● EXERCISE DETAILS
Write out the records word for word, starting at the beginning and ending with the line that contains "staticText: L/100km: [100, 149, 122, 156]", including both ends.

Records excerpted from a collection
begin

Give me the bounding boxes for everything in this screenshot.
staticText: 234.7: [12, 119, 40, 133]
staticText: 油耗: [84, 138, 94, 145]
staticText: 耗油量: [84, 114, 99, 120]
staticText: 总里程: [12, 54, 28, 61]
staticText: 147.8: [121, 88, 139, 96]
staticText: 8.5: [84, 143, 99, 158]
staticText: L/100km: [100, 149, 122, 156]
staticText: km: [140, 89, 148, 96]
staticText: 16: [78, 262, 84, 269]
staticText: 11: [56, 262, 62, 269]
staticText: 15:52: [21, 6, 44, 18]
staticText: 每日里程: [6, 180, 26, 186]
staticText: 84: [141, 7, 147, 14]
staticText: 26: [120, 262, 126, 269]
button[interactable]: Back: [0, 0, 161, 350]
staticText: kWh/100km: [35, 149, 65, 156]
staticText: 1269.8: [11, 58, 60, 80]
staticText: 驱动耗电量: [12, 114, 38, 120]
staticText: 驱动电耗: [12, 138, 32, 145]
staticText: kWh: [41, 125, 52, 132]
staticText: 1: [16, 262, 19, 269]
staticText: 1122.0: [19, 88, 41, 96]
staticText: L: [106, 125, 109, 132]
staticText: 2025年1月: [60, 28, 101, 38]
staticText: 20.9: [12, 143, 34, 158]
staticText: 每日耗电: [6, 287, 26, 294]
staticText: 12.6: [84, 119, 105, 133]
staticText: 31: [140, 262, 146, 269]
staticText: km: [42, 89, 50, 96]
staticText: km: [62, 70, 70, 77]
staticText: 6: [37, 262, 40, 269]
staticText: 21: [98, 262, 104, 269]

end

● TASK OUTPUT
Give me the bounding boxes for everything in this screenshot.
staticText: 234.7: [12, 119, 40, 133]
staticText: 油耗: [84, 138, 94, 145]
staticText: 耗油量: [84, 114, 99, 120]
staticText: 总里程: [12, 54, 28, 61]
staticText: 147.8: [121, 88, 139, 96]
staticText: 8.5: [84, 143, 99, 158]
staticText: L/100km: [100, 149, 122, 156]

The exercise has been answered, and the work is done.